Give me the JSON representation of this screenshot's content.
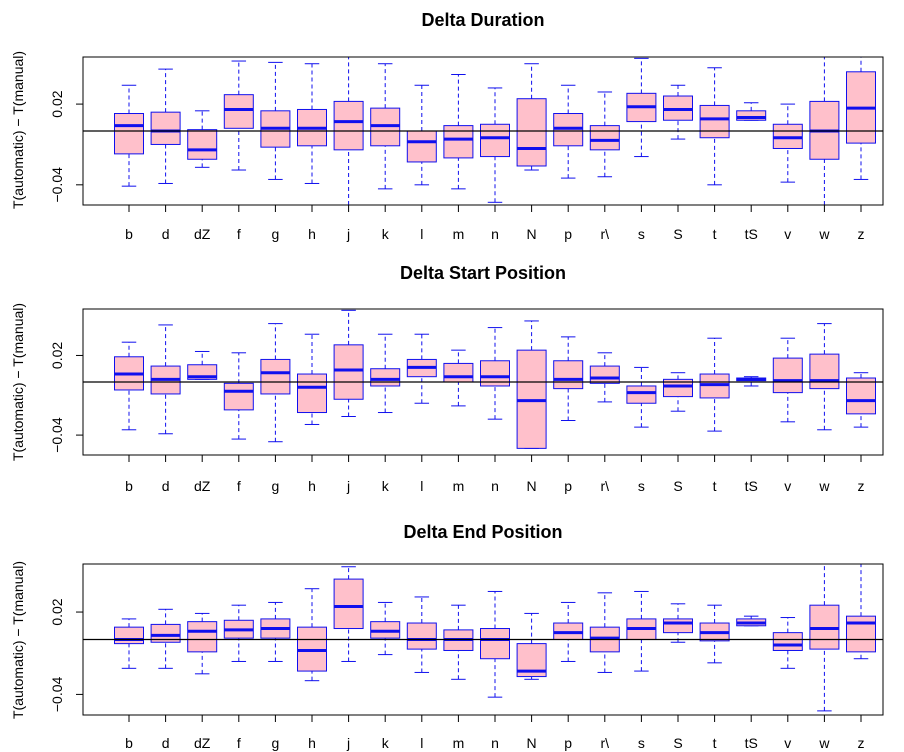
{
  "chart_data": [
    {
      "type": "boxplot",
      "title": "Delta Duration",
      "ylabel": "T(automatic) − T(manual)",
      "ylim": [
        -0.055,
        0.055
      ],
      "yticks": [
        0.02,
        -0.04
      ],
      "reference_line": 0,
      "categories": [
        "b",
        "d",
        "dZ",
        "f",
        "g",
        "h",
        "j",
        "k",
        "l",
        "m",
        "n",
        "N",
        "p",
        "r\\",
        "s",
        "S",
        "t",
        "tS",
        "v",
        "w",
        "z"
      ],
      "boxes": [
        {
          "whisker_low": -0.041,
          "q1": -0.017,
          "median": 0.004,
          "q3": 0.013,
          "whisker_high": 0.034
        },
        {
          "whisker_low": -0.039,
          "q1": -0.01,
          "median": 0.0,
          "q3": 0.014,
          "whisker_high": 0.046
        },
        {
          "whisker_low": -0.027,
          "q1": -0.021,
          "median": -0.014,
          "q3": 0.001,
          "whisker_high": 0.015
        },
        {
          "whisker_low": -0.029,
          "q1": 0.002,
          "median": 0.016,
          "q3": 0.027,
          "whisker_high": 0.052
        },
        {
          "whisker_low": -0.036,
          "q1": -0.012,
          "median": 0.002,
          "q3": 0.015,
          "whisker_high": 0.051
        },
        {
          "whisker_low": -0.039,
          "q1": -0.011,
          "median": 0.002,
          "q3": 0.016,
          "whisker_high": 0.05
        },
        {
          "whisker_low": -0.055,
          "q1": -0.014,
          "median": 0.007,
          "q3": 0.022,
          "whisker_high": 0.055
        },
        {
          "whisker_low": -0.043,
          "q1": -0.011,
          "median": 0.004,
          "q3": 0.017,
          "whisker_high": 0.05
        },
        {
          "whisker_low": -0.04,
          "q1": -0.023,
          "median": -0.008,
          "q3": 0.0,
          "whisker_high": 0.034
        },
        {
          "whisker_low": -0.043,
          "q1": -0.02,
          "median": -0.006,
          "q3": 0.004,
          "whisker_high": 0.042
        },
        {
          "whisker_low": -0.053,
          "q1": -0.019,
          "median": -0.005,
          "q3": 0.005,
          "whisker_high": 0.032
        },
        {
          "whisker_low": -0.029,
          "q1": -0.026,
          "median": -0.013,
          "q3": 0.024,
          "whisker_high": 0.05
        },
        {
          "whisker_low": -0.035,
          "q1": -0.011,
          "median": 0.002,
          "q3": 0.013,
          "whisker_high": 0.034
        },
        {
          "whisker_low": -0.034,
          "q1": -0.014,
          "median": -0.007,
          "q3": 0.004,
          "whisker_high": 0.029
        },
        {
          "whisker_low": -0.019,
          "q1": 0.007,
          "median": 0.018,
          "q3": 0.028,
          "whisker_high": 0.054
        },
        {
          "whisker_low": -0.006,
          "q1": 0.008,
          "median": 0.016,
          "q3": 0.026,
          "whisker_high": 0.034
        },
        {
          "whisker_low": -0.04,
          "q1": -0.005,
          "median": 0.009,
          "q3": 0.019,
          "whisker_high": 0.047
        },
        {
          "whisker_low": 0.008,
          "q1": 0.008,
          "median": 0.01,
          "q3": 0.015,
          "whisker_high": 0.021
        },
        {
          "whisker_low": -0.038,
          "q1": -0.013,
          "median": -0.005,
          "q3": 0.005,
          "whisker_high": 0.02
        },
        {
          "whisker_low": -0.055,
          "q1": -0.021,
          "median": 0.0,
          "q3": 0.022,
          "whisker_high": 0.055
        },
        {
          "whisker_low": -0.036,
          "q1": -0.009,
          "median": 0.017,
          "q3": 0.044,
          "whisker_high": 0.055
        }
      ]
    },
    {
      "type": "boxplot",
      "title": "Delta Start Position",
      "ylabel": "T(automatic) − T(manual)",
      "ylim": [
        -0.055,
        0.055
      ],
      "yticks": [
        0.02,
        -0.04
      ],
      "reference_line": 0,
      "categories": [
        "b",
        "d",
        "dZ",
        "f",
        "g",
        "h",
        "j",
        "k",
        "l",
        "m",
        "n",
        "N",
        "p",
        "r\\",
        "s",
        "S",
        "t",
        "tS",
        "v",
        "w",
        "z"
      ],
      "boxes": [
        {
          "whisker_low": -0.036,
          "q1": -0.006,
          "median": 0.006,
          "q3": 0.019,
          "whisker_high": 0.03
        },
        {
          "whisker_low": -0.039,
          "q1": -0.009,
          "median": 0.002,
          "q3": 0.012,
          "whisker_high": 0.043
        },
        {
          "whisker_low": 0.002,
          "q1": 0.002,
          "median": 0.004,
          "q3": 0.013,
          "whisker_high": 0.023
        },
        {
          "whisker_low": -0.043,
          "q1": -0.021,
          "median": -0.007,
          "q3": -0.001,
          "whisker_high": 0.022
        },
        {
          "whisker_low": -0.045,
          "q1": -0.009,
          "median": 0.007,
          "q3": 0.017,
          "whisker_high": 0.044
        },
        {
          "whisker_low": -0.032,
          "q1": -0.023,
          "median": -0.004,
          "q3": 0.006,
          "whisker_high": 0.036
        },
        {
          "whisker_low": -0.026,
          "q1": -0.013,
          "median": 0.009,
          "q3": 0.028,
          "whisker_high": 0.054
        },
        {
          "whisker_low": -0.023,
          "q1": -0.003,
          "median": 0.002,
          "q3": 0.01,
          "whisker_high": 0.036
        },
        {
          "whisker_low": -0.016,
          "q1": 0.004,
          "median": 0.011,
          "q3": 0.017,
          "whisker_high": 0.036
        },
        {
          "whisker_low": -0.018,
          "q1": 0.0,
          "median": 0.004,
          "q3": 0.014,
          "whisker_high": 0.024
        },
        {
          "whisker_low": -0.028,
          "q1": -0.003,
          "median": 0.004,
          "q3": 0.016,
          "whisker_high": 0.041
        },
        {
          "whisker_low": -0.05,
          "q1": -0.05,
          "median": -0.014,
          "q3": 0.024,
          "whisker_high": 0.046
        },
        {
          "whisker_low": -0.029,
          "q1": -0.005,
          "median": 0.002,
          "q3": 0.016,
          "whisker_high": 0.034
        },
        {
          "whisker_low": -0.015,
          "q1": -0.001,
          "median": 0.003,
          "q3": 0.012,
          "whisker_high": 0.022
        },
        {
          "whisker_low": -0.034,
          "q1": -0.016,
          "median": -0.008,
          "q3": -0.003,
          "whisker_high": 0.011
        },
        {
          "whisker_low": -0.022,
          "q1": -0.011,
          "median": -0.003,
          "q3": 0.002,
          "whisker_high": 0.007
        },
        {
          "whisker_low": -0.037,
          "q1": -0.012,
          "median": -0.002,
          "q3": 0.006,
          "whisker_high": 0.033
        },
        {
          "whisker_low": -0.003,
          "q1": 0.001,
          "median": 0.002,
          "q3": 0.003,
          "whisker_high": 0.004
        },
        {
          "whisker_low": -0.03,
          "q1": -0.008,
          "median": 0.001,
          "q3": 0.018,
          "whisker_high": 0.033
        },
        {
          "whisker_low": -0.036,
          "q1": -0.005,
          "median": 0.001,
          "q3": 0.021,
          "whisker_high": 0.044
        },
        {
          "whisker_low": -0.034,
          "q1": -0.024,
          "median": -0.014,
          "q3": 0.003,
          "whisker_high": 0.007
        }
      ]
    },
    {
      "type": "boxplot",
      "title": "Delta End Position",
      "ylabel": "T(automatic) − T(manual)",
      "ylim": [
        -0.055,
        0.055
      ],
      "yticks": [
        0.02,
        -0.04
      ],
      "reference_line": 0,
      "categories": [
        "b",
        "d",
        "dZ",
        "f",
        "g",
        "h",
        "j",
        "k",
        "l",
        "m",
        "n",
        "N",
        "p",
        "r\\",
        "s",
        "S",
        "t",
        "tS",
        "v",
        "w",
        "z"
      ],
      "boxes": [
        {
          "whisker_low": -0.021,
          "q1": -0.003,
          "median": -0.0,
          "q3": 0.009,
          "whisker_high": 0.015
        },
        {
          "whisker_low": -0.021,
          "q1": -0.002,
          "median": 0.003,
          "q3": 0.011,
          "whisker_high": 0.022
        },
        {
          "whisker_low": -0.025,
          "q1": -0.009,
          "median": 0.006,
          "q3": 0.013,
          "whisker_high": 0.019
        },
        {
          "whisker_low": -0.016,
          "q1": 0.001,
          "median": 0.007,
          "q3": 0.014,
          "whisker_high": 0.025
        },
        {
          "whisker_low": -0.016,
          "q1": 0.001,
          "median": 0.008,
          "q3": 0.015,
          "whisker_high": 0.027
        },
        {
          "whisker_low": -0.03,
          "q1": -0.023,
          "median": -0.008,
          "q3": 0.009,
          "whisker_high": 0.037
        },
        {
          "whisker_low": -0.016,
          "q1": 0.008,
          "median": 0.024,
          "q3": 0.044,
          "whisker_high": 0.053
        },
        {
          "whisker_low": -0.011,
          "q1": 0.001,
          "median": 0.006,
          "q3": 0.013,
          "whisker_high": 0.027
        },
        {
          "whisker_low": -0.024,
          "q1": -0.007,
          "median": 0.0,
          "q3": 0.012,
          "whisker_high": 0.031
        },
        {
          "whisker_low": -0.029,
          "q1": -0.008,
          "median": 0.0,
          "q3": 0.007,
          "whisker_high": 0.025
        },
        {
          "whisker_low": -0.042,
          "q1": -0.014,
          "median": -0.0,
          "q3": 0.008,
          "whisker_high": 0.035
        },
        {
          "whisker_low": -0.029,
          "q1": -0.027,
          "median": -0.023,
          "q3": -0.003,
          "whisker_high": 0.019
        },
        {
          "whisker_low": -0.016,
          "q1": 0.0,
          "median": 0.005,
          "q3": 0.012,
          "whisker_high": 0.027
        },
        {
          "whisker_low": -0.024,
          "q1": -0.009,
          "median": 0.001,
          "q3": 0.009,
          "whisker_high": 0.034
        },
        {
          "whisker_low": -0.023,
          "q1": 0.0,
          "median": 0.008,
          "q3": 0.015,
          "whisker_high": 0.035
        },
        {
          "whisker_low": -0.002,
          "q1": 0.005,
          "median": 0.012,
          "q3": 0.015,
          "whisker_high": 0.026
        },
        {
          "whisker_low": -0.017,
          "q1": -0.001,
          "median": 0.005,
          "q3": 0.012,
          "whisker_high": 0.025
        },
        {
          "whisker_low": 0.01,
          "q1": 0.01,
          "median": 0.012,
          "q3": 0.015,
          "whisker_high": 0.017
        },
        {
          "whisker_low": -0.021,
          "q1": -0.008,
          "median": -0.004,
          "q3": 0.005,
          "whisker_high": 0.016
        },
        {
          "whisker_low": -0.052,
          "q1": -0.007,
          "median": 0.008,
          "q3": 0.025,
          "whisker_high": 0.055
        },
        {
          "whisker_low": -0.014,
          "q1": -0.009,
          "median": 0.012,
          "q3": 0.017,
          "whisker_high": 0.055
        }
      ]
    }
  ]
}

- - - - - - -

| Goal |
Isolate each line of the listing above that includes "title". Copy it.

| Solution to this exercise |
      "title": "Delta Duration",
      "title": "Delta Start Position",
      "title": "Delta End Position",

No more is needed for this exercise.